▸ **DIRECTIONS FOR THIS TASK**:
Set each entry down verbatim, omitting images.

◇ ◇ ◇

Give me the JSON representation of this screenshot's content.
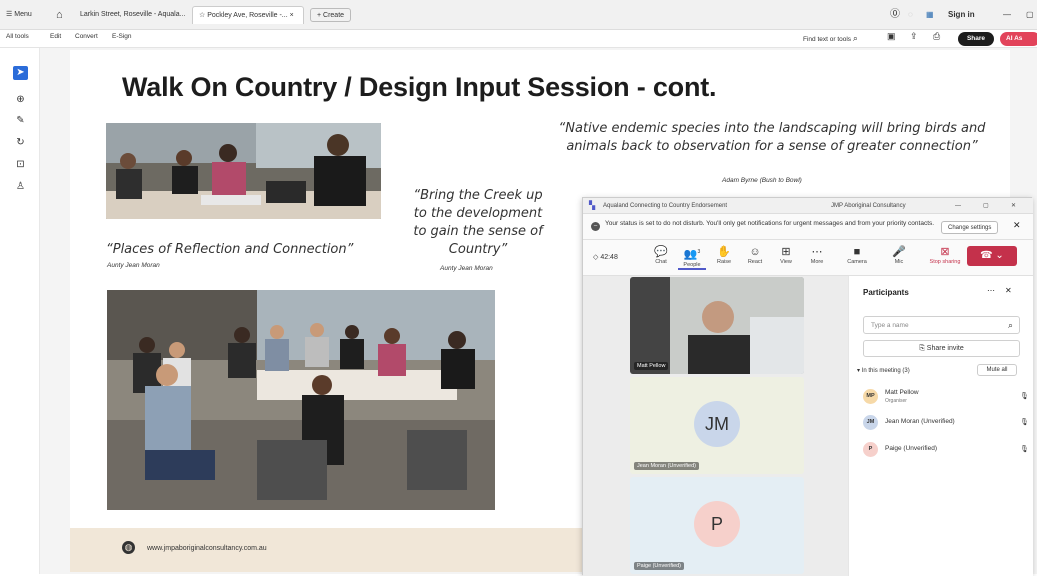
{
  "browser": {
    "menu_label": "Menu",
    "tabs": [
      {
        "label": "Larkin Street, Roseville - Aquala..."
      },
      {
        "label": "Pockley Ave, Roseville -..."
      }
    ],
    "new_tab_label": "+ Create",
    "sign_in_label": "Sign in"
  },
  "toolbar": {
    "items": [
      "All tools",
      "Edit",
      "Convert",
      "E-Sign"
    ],
    "find_label": "Find text or tools",
    "share_label": "Share",
    "ai_label": "AI As"
  },
  "slide": {
    "title": "Walk On Country / Design Input Session - cont.",
    "quote_left": "“Places of Reflection and Connection”",
    "quote_left_author": "Aunty Jean Moran",
    "quote_mid": "“Bring the Creek up to the development to gain the sense of Country”",
    "quote_mid_author": "Aunty Jean Moran",
    "quote_right": "“Native endemic species into the landscaping will bring birds and animals back to observation for a sense of greater connection”",
    "quote_right_author": "Adam Byrne (Bush to Bowl)",
    "footer_url": "www.jmpaboriginalconsultancy.com.au"
  },
  "teams": {
    "window_title": "Aqualand Connecting to Country Endorsement",
    "window_org": "JMP Aboriginal Consultancy",
    "banner": "Your status is set to do not disturb. You'll only get notifications for urgent messages and from your priority contacts.",
    "change_settings": "Change settings",
    "timer": "42:48",
    "toolbar": [
      {
        "icon": "chat-icon",
        "glyph": "💬",
        "label": "Chat"
      },
      {
        "icon": "people-icon",
        "glyph": "👥",
        "label": "People"
      },
      {
        "icon": "raise-hand-icon",
        "glyph": "✋",
        "label": "Raise"
      },
      {
        "icon": "react-icon",
        "glyph": "☺",
        "label": "React"
      },
      {
        "icon": "view-icon",
        "glyph": "⊞",
        "label": "View"
      },
      {
        "icon": "more-icon",
        "glyph": "⋯",
        "label": "More"
      },
      {
        "icon": "camera-icon",
        "glyph": "■",
        "label": "Camera"
      },
      {
        "icon": "mic-icon",
        "glyph": "🎤",
        "label": "Mic"
      },
      {
        "icon": "stop-sharing-icon",
        "glyph": "⊠",
        "label": "Stop sharing"
      }
    ],
    "people_count": "3",
    "tiles": [
      {
        "label": "Matt Pellow"
      },
      {
        "initials": "JM",
        "label": "Jean Moran (Unverified)"
      },
      {
        "initials": "P",
        "label": "Paige (Unverified)"
      }
    ],
    "participants": {
      "title": "Participants",
      "search_placeholder": "Type a name",
      "share_invite": "Share invite",
      "in_meeting": "In this meeting (3)",
      "mute_all": "Mute all",
      "people": [
        {
          "initials": "MP",
          "name": "Matt Pellow",
          "role": "Organiser",
          "color": "#f6d9a8"
        },
        {
          "initials": "JM",
          "name": "Jean Moran (Unverified)",
          "role": "",
          "color": "#c9d6ea"
        },
        {
          "initials": "P",
          "name": "Paige (Unverified)",
          "role": "",
          "color": "#f6d0cb"
        }
      ]
    }
  }
}
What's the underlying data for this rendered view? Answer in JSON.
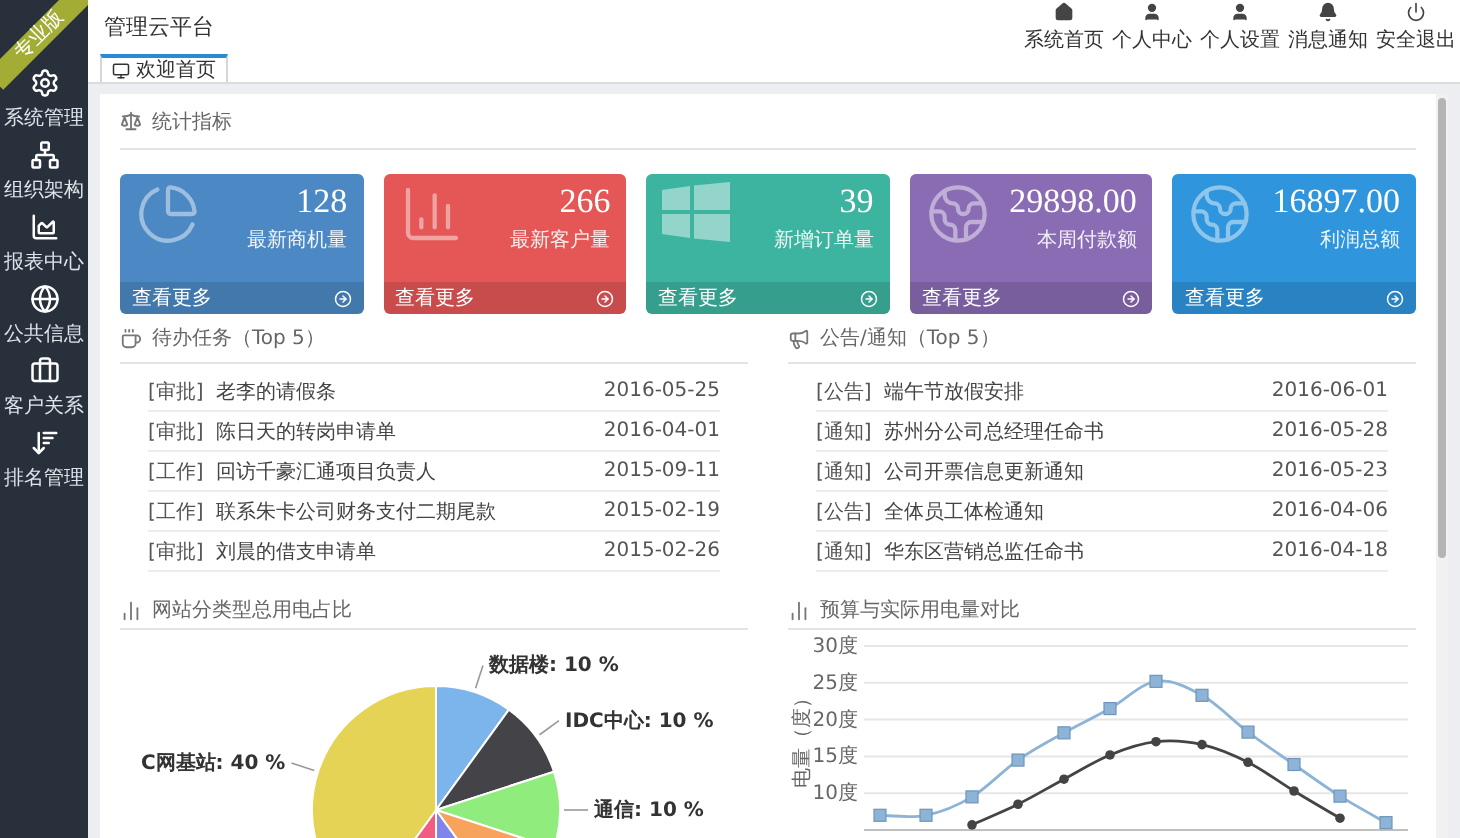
{
  "sidebar": {
    "badge": "专业版",
    "items": [
      {
        "label": "系统管理"
      },
      {
        "label": "组织架构"
      },
      {
        "label": "报表中心"
      },
      {
        "label": "公共信息"
      },
      {
        "label": "客户关系"
      },
      {
        "label": "排名管理"
      }
    ]
  },
  "header": {
    "title": "管理云平台",
    "nav": [
      {
        "label": "系统首页"
      },
      {
        "label": "个人中心"
      },
      {
        "label": "个人设置"
      },
      {
        "label": "消息通知"
      },
      {
        "label": "安全退出"
      }
    ]
  },
  "tabs": [
    {
      "label": "欢迎首页",
      "selected": true
    }
  ],
  "stats": {
    "title": "统计指标",
    "cards": [
      {
        "value": "128",
        "label": "最新商机量",
        "link": "查看更多",
        "color": "#4c89c4"
      },
      {
        "value": "266",
        "label": "最新客户量",
        "link": "查看更多",
        "color": "#e55757"
      },
      {
        "value": "39",
        "label": "新增订单量",
        "link": "查看更多",
        "color": "#3db4a0"
      },
      {
        "value": "29898.00",
        "label": "本周付款额",
        "link": "查看更多",
        "color": "#8a6cb4"
      },
      {
        "value": "16897.00",
        "label": "利润总额",
        "link": "查看更多",
        "color": "#2f95dc"
      }
    ]
  },
  "tasks": {
    "title": "待办任务（Top 5）",
    "rows": [
      {
        "tag": "[审批]",
        "text": "老李的请假条",
        "date": "2016-05-25"
      },
      {
        "tag": "[审批]",
        "text": "陈日天的转岗申请单",
        "date": "2016-04-01"
      },
      {
        "tag": "[工作]",
        "text": "回访千豪汇通项目负责人",
        "date": "2015-09-11"
      },
      {
        "tag": "[工作]",
        "text": "联系朱卡公司财务支付二期尾款",
        "date": "2015-02-19"
      },
      {
        "tag": "[审批]",
        "text": "刘晨的借支申请单",
        "date": "2015-02-26"
      }
    ]
  },
  "notices": {
    "title": "公告/通知（Top 5）",
    "rows": [
      {
        "tag": "[公告]",
        "text": "端午节放假安排",
        "date": "2016-06-01"
      },
      {
        "tag": "[通知]",
        "text": "苏州分公司总经理任命书",
        "date": "2016-05-28"
      },
      {
        "tag": "[通知]",
        "text": "公司开票信息更新通知",
        "date": "2016-05-23"
      },
      {
        "tag": "[公告]",
        "text": "全体员工体检通知",
        "date": "2016-04-06"
      },
      {
        "tag": "[通知]",
        "text": "华东区营销总监任命书",
        "date": "2016-04-18"
      }
    ]
  },
  "pie_panel": {
    "title": "网站分类型总用电占比",
    "chart_data": {
      "type": "pie",
      "values": [
        10,
        10,
        10,
        10,
        10,
        10,
        40
      ],
      "colors": [
        "#7cb5ec",
        "#434348",
        "#90ed7d",
        "#f7a35c",
        "#8085e9",
        "#f15c80",
        "#e4d354"
      ],
      "value_labels": [
        "数据楼: 10 %",
        "IDC中心: 10 %",
        "通信: 10 %",
        null,
        null,
        null,
        "C网基站: 40 %"
      ]
    }
  },
  "line_panel": {
    "title": "预算与实际用电量对比",
    "chart_data": {
      "type": "line",
      "ylabel": "电量（度）",
      "grid": true,
      "ylim": [
        5,
        30
      ],
      "yticks": [
        {
          "value": 10,
          "label": "10度"
        },
        {
          "value": 15,
          "label": "15度"
        },
        {
          "value": 20,
          "label": "20度"
        },
        {
          "value": 25,
          "label": "25度"
        },
        {
          "value": 30,
          "label": "30度"
        }
      ],
      "series": [
        {
          "color": "#8db4d6",
          "marker": "square",
          "values": [
            7,
            7,
            9.5,
            14.5,
            18.2,
            21.5,
            25.2,
            23.3,
            18.3,
            13.9,
            9.6,
            6
          ]
        },
        {
          "color": "#444444",
          "marker": "circle",
          "values": [
            null,
            null,
            5.7,
            8.5,
            11.9,
            15.2,
            17,
            16.6,
            14.2,
            10.3,
            6.6,
            null
          ]
        }
      ]
    }
  }
}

◇ ◇ ◇

▸ **WRITTEN ANSWER**:
Give me the JSON representation of this screenshot's content.
{
  "browser": {
    "menu_label": "Menu",
    "tabs": [
      {
        "label": "Larkin Street, Roseville - Aquala..."
      },
      {
        "label": "Pockley Ave, Roseville -..."
      }
    ],
    "new_tab_label": "+ Create",
    "sign_in_label": "Sign in"
  },
  "toolbar": {
    "items": [
      "All tools",
      "Edit",
      "Convert",
      "E-Sign"
    ],
    "find_label": "Find text or tools",
    "share_label": "Share",
    "ai_label": "AI As"
  },
  "slide": {
    "title": "Walk On Country / Design Input Session - cont.",
    "quote_left": "“Places of Reflection and Connection”",
    "quote_left_author": "Aunty Jean Moran",
    "quote_mid": "“Bring the Creek up to the development to gain the sense of Country”",
    "quote_mid_author": "Aunty Jean Moran",
    "quote_right": "“Native endemic species into the landscaping will bring birds and animals back to observation for a sense of greater connection”",
    "quote_right_author": "Adam Byrne (Bush to Bowl)",
    "footer_url": "www.jmpaboriginalconsultancy.com.au"
  },
  "teams": {
    "window_title": "Aqualand Connecting to Country Endorsement",
    "window_org": "JMP Aboriginal Consultancy",
    "banner": "Your status is set to do not disturb. You'll only get notifications for urgent messages and from your priority contacts.",
    "change_settings": "Change settings",
    "timer": "42:48",
    "toolbar": [
      {
        "icon": "chat-icon",
        "glyph": "💬",
        "label": "Chat"
      },
      {
        "icon": "people-icon",
        "glyph": "👥",
        "label": "People"
      },
      {
        "icon": "raise-hand-icon",
        "glyph": "✋",
        "label": "Raise"
      },
      {
        "icon": "react-icon",
        "glyph": "☺",
        "label": "React"
      },
      {
        "icon": "view-icon",
        "glyph": "⊞",
        "label": "View"
      },
      {
        "icon": "more-icon",
        "glyph": "⋯",
        "label": "More"
      },
      {
        "icon": "camera-icon",
        "glyph": "■",
        "label": "Camera"
      },
      {
        "icon": "mic-icon",
        "glyph": "🎤",
        "label": "Mic"
      },
      {
        "icon": "stop-sharing-icon",
        "glyph": "⊠",
        "label": "Stop sharing"
      }
    ],
    "people_count": "3",
    "tiles": [
      {
        "label": "Matt Pellow"
      },
      {
        "initials": "JM",
        "label": "Jean Moran (Unverified)"
      },
      {
        "initials": "P",
        "label": "Paige (Unverified)"
      }
    ],
    "participants": {
      "title": "Participants",
      "search_placeholder": "Type a name",
      "share_invite": "Share invite",
      "in_meeting": "In this meeting (3)",
      "mute_all": "Mute all",
      "people": [
        {
          "initials": "MP",
          "name": "Matt Pellow",
          "role": "Organiser",
          "color": "#f6d9a8"
        },
        {
          "initials": "JM",
          "name": "Jean Moran (Unverified)",
          "role": "",
          "color": "#c9d6ea"
        },
        {
          "initials": "P",
          "name": "Paige (Unverified)",
          "role": "",
          "color": "#f6d0cb"
        }
      ]
    }
  }
}
What's the underlying data for this rendered view? Answer in JSON.
{
  "sidebar": {
    "badge": "专业版",
    "items": [
      {
        "label": "系统管理"
      },
      {
        "label": "组织架构"
      },
      {
        "label": "报表中心"
      },
      {
        "label": "公共信息"
      },
      {
        "label": "客户关系"
      },
      {
        "label": "排名管理"
      }
    ]
  },
  "header": {
    "title": "管理云平台",
    "nav": [
      {
        "label": "系统首页"
      },
      {
        "label": "个人中心"
      },
      {
        "label": "个人设置"
      },
      {
        "label": "消息通知"
      },
      {
        "label": "安全退出"
      }
    ]
  },
  "tabs": [
    {
      "label": "欢迎首页",
      "selected": true
    }
  ],
  "stats": {
    "title": "统计指标",
    "cards": [
      {
        "value": "128",
        "label": "最新商机量",
        "link": "查看更多",
        "color": "#4c89c4"
      },
      {
        "value": "266",
        "label": "最新客户量",
        "link": "查看更多",
        "color": "#e55757"
      },
      {
        "value": "39",
        "label": "新增订单量",
        "link": "查看更多",
        "color": "#3db4a0"
      },
      {
        "value": "29898.00",
        "label": "本周付款额",
        "link": "查看更多",
        "color": "#8a6cb4"
      },
      {
        "value": "16897.00",
        "label": "利润总额",
        "link": "查看更多",
        "color": "#2f95dc"
      }
    ]
  },
  "tasks": {
    "title": "待办任务（Top 5）",
    "rows": [
      {
        "tag": "[审批]",
        "text": "老李的请假条",
        "date": "2016-05-25"
      },
      {
        "tag": "[审批]",
        "text": "陈日天的转岗申请单",
        "date": "2016-04-01"
      },
      {
        "tag": "[工作]",
        "text": "回访千豪汇通项目负责人",
        "date": "2015-09-11"
      },
      {
        "tag": "[工作]",
        "text": "联系朱卡公司财务支付二期尾款",
        "date": "2015-02-19"
      },
      {
        "tag": "[审批]",
        "text": "刘晨的借支申请单",
        "date": "2015-02-26"
      }
    ]
  },
  "notices": {
    "title": "公告/通知（Top 5）",
    "rows": [
      {
        "tag": "[公告]",
        "text": "端午节放假安排",
        "date": "2016-06-01"
      },
      {
        "tag": "[通知]",
        "text": "苏州分公司总经理任命书",
        "date": "2016-05-28"
      },
      {
        "tag": "[通知]",
        "text": "公司开票信息更新通知",
        "date": "2016-05-23"
      },
      {
        "tag": "[公告]",
        "text": "全体员工体检通知",
        "date": "2016-04-06"
      },
      {
        "tag": "[通知]",
        "text": "华东区营销总监任命书",
        "date": "2016-04-18"
      }
    ]
  },
  "pie_panel": {
    "title": "网站分类型总用电占比",
    "chart_data": {
      "type": "pie",
      "values": [
        10,
        10,
        10,
        10,
        10,
        10,
        40
      ],
      "colors": [
        "#7cb5ec",
        "#434348",
        "#90ed7d",
        "#f7a35c",
        "#8085e9",
        "#f15c80",
        "#e4d354"
      ],
      "value_labels": [
        "数据楼: 10 %",
        "IDC中心: 10 %",
        "通信: 10 %",
        null,
        null,
        null,
        "C网基站: 40 %"
      ]
    }
  },
  "line_panel": {
    "title": "预算与实际用电量对比",
    "chart_data": {
      "type": "line",
      "ylabel": "电量（度）",
      "grid": true,
      "ylim": [
        5,
        30
      ],
      "yticks": [
        {
          "value": 10,
          "label": "10度"
        },
        {
          "value": 15,
          "label": "15度"
        },
        {
          "value": 20,
          "label": "20度"
        },
        {
          "value": 25,
          "label": "25度"
        },
        {
          "value": 30,
          "label": "30度"
        }
      ],
      "series": [
        {
          "color": "#8db4d6",
          "marker": "square",
          "values": [
            7,
            7,
            9.5,
            14.5,
            18.2,
            21.5,
            25.2,
            23.3,
            18.3,
            13.9,
            9.6,
            6
          ]
        },
        {
          "color": "#444444",
          "marker": "circle",
          "values": [
            null,
            null,
            5.7,
            8.5,
            11.9,
            15.2,
            17,
            16.6,
            14.2,
            10.3,
            6.6,
            null
          ]
        }
      ]
    }
  }
}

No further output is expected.